**Supplied entries**:
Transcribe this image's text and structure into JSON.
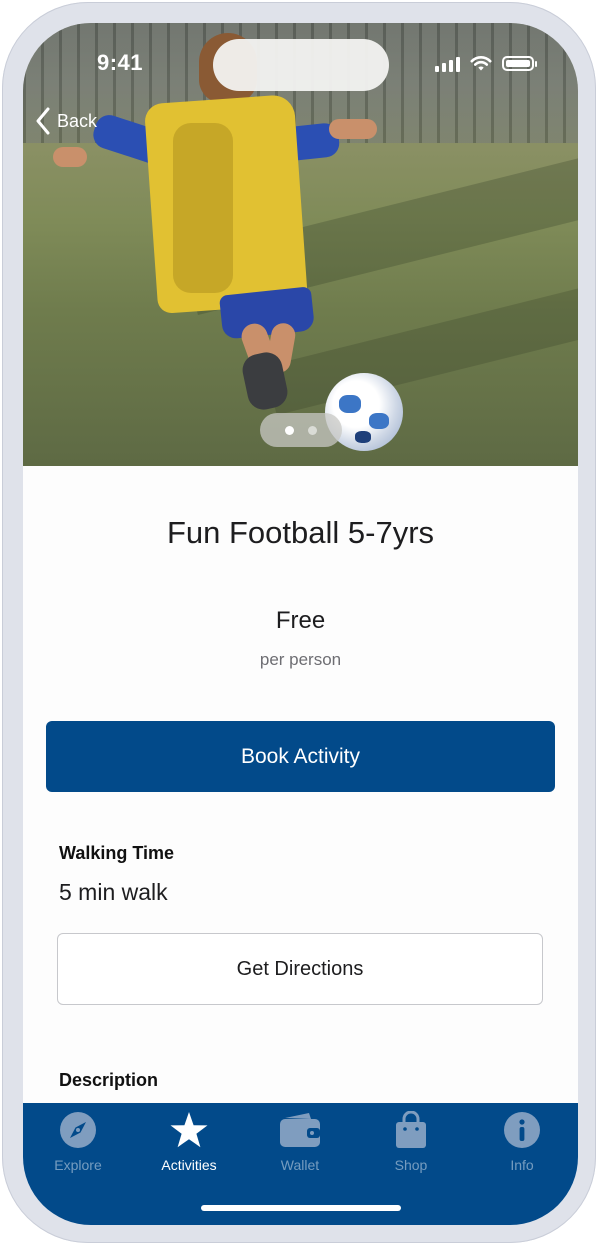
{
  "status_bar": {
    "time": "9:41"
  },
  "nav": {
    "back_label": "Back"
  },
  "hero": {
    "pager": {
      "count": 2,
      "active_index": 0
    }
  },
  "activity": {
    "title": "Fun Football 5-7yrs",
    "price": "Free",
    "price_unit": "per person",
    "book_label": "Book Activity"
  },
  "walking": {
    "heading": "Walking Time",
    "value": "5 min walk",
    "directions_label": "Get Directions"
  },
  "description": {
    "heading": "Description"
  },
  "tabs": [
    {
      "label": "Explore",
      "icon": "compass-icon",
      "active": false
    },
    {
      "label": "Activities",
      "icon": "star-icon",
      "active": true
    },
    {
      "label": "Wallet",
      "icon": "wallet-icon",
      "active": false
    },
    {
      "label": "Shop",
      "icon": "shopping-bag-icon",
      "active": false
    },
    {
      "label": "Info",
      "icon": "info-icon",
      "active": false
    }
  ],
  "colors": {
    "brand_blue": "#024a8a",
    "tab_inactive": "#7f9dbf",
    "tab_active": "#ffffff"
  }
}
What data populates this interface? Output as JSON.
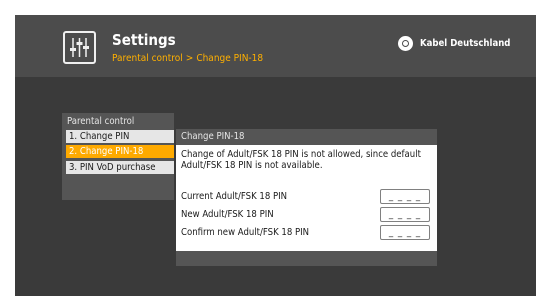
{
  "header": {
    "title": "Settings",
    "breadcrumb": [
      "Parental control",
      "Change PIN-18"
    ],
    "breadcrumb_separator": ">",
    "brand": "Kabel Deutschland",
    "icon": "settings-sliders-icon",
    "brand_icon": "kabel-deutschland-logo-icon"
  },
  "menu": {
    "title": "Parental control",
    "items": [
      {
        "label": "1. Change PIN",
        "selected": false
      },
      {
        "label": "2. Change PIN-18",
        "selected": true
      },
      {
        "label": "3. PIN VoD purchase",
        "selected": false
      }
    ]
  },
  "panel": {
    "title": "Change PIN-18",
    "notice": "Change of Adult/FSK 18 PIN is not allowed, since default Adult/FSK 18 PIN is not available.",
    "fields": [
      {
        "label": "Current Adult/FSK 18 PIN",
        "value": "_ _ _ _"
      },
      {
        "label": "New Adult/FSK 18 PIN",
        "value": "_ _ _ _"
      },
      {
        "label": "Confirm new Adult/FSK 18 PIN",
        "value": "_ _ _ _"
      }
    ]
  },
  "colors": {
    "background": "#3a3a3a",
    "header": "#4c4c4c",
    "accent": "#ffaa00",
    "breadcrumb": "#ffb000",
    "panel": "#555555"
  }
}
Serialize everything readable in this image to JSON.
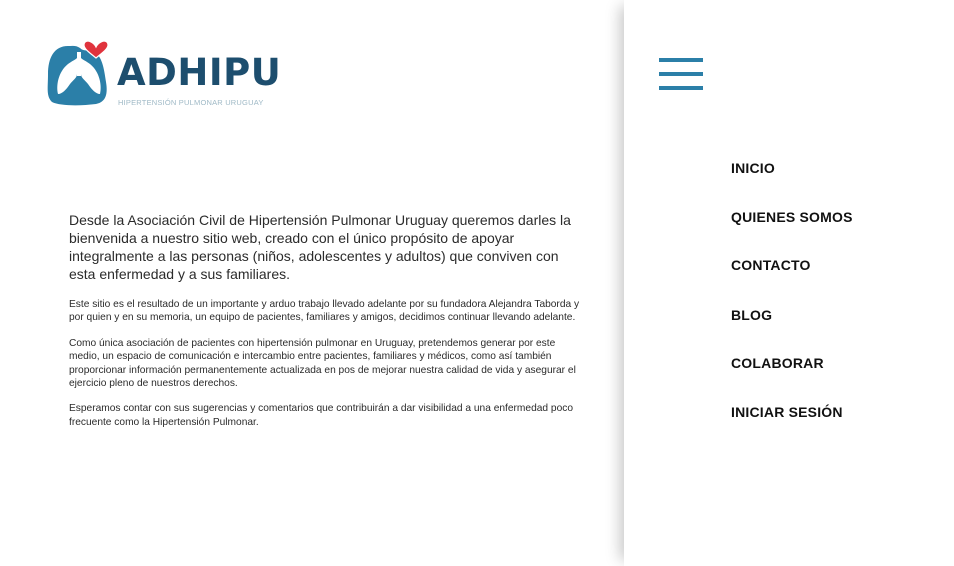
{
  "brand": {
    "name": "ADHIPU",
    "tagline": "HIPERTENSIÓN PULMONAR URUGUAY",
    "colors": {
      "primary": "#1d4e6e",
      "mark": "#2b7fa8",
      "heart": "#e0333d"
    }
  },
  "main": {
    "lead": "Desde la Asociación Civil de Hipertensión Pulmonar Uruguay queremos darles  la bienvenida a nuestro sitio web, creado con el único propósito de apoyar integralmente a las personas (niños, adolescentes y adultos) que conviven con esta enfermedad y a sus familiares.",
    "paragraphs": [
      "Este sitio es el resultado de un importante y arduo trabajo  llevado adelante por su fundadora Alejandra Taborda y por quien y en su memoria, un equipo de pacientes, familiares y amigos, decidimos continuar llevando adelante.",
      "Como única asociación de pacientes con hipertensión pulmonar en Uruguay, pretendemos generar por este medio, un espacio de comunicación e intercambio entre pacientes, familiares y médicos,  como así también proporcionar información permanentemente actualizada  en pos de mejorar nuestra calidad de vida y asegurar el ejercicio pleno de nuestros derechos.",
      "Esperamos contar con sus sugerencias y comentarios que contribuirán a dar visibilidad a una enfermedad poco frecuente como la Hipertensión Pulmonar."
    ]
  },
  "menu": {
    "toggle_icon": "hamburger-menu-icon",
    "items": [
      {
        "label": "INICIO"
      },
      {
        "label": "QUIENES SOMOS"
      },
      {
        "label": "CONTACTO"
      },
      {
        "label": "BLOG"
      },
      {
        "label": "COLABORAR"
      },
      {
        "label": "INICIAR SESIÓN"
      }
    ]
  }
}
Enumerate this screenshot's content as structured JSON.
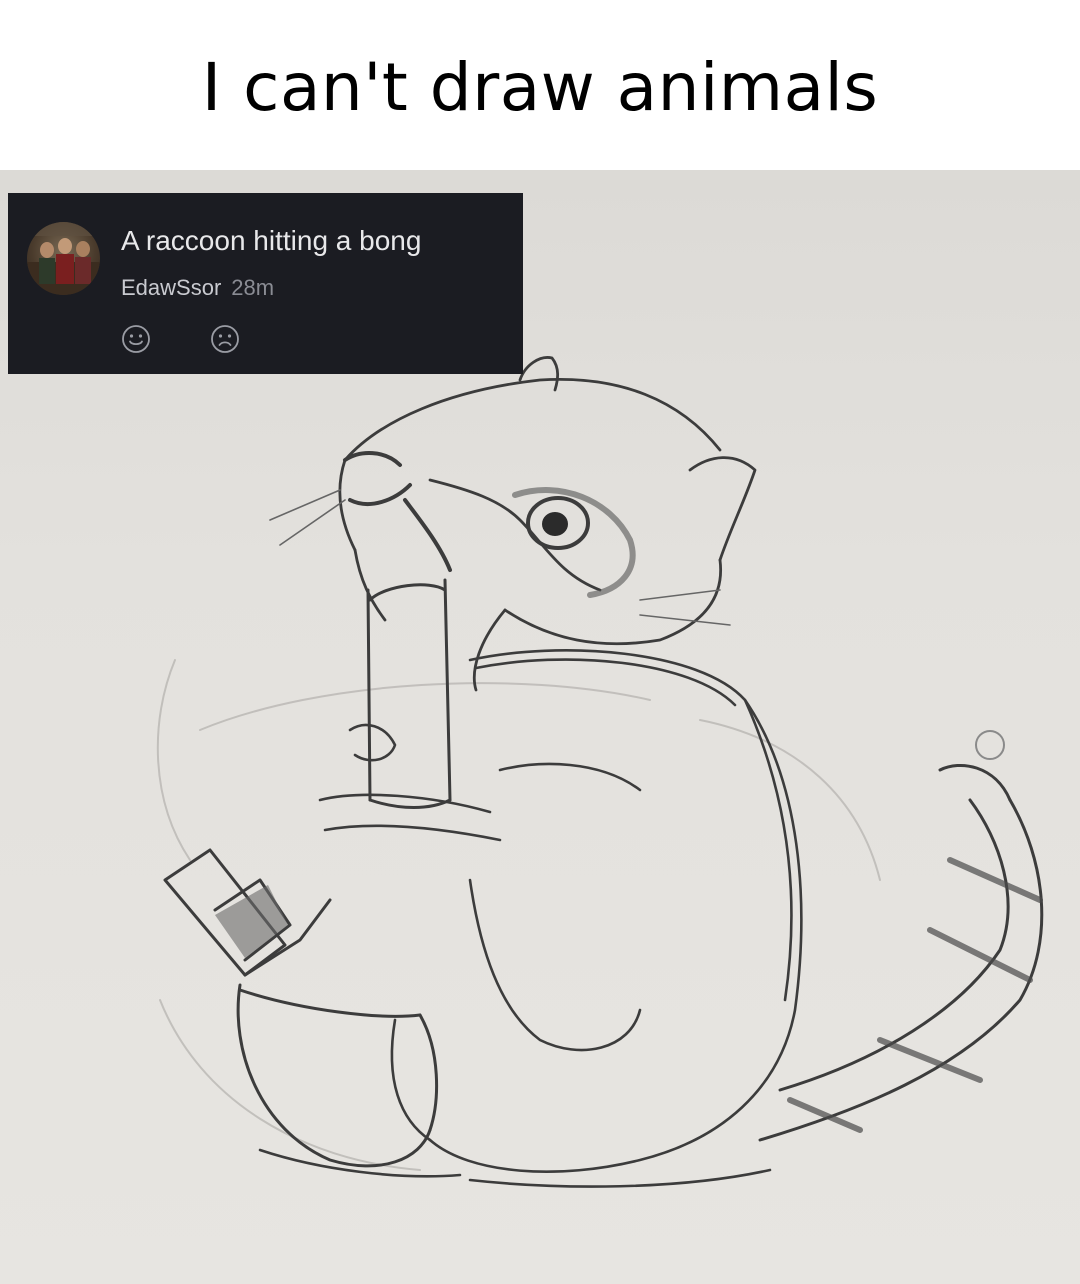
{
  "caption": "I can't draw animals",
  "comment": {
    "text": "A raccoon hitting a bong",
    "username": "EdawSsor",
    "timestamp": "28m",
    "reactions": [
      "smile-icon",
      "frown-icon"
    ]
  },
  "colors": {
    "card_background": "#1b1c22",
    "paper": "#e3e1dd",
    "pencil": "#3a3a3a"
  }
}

**Aim**: Write out every line of the listing that holds the word "enfermedad".

**Result of the exercise**:
    "lead": "Desde la Asociación Civil de Hipertensión Pulmonar Uruguay queremos darles  la bienvenida a nuestro sitio web, creado con el único propósito de apoyar integralmente a las personas (niños, adolescentes y adultos) que conviven con esta enfermedad y a sus familiares.",
      "Esperamos contar con sus sugerencias y comentarios que contribuirán a dar visibilidad a una enfermedad poco frecuente como la Hipertensión Pulmonar."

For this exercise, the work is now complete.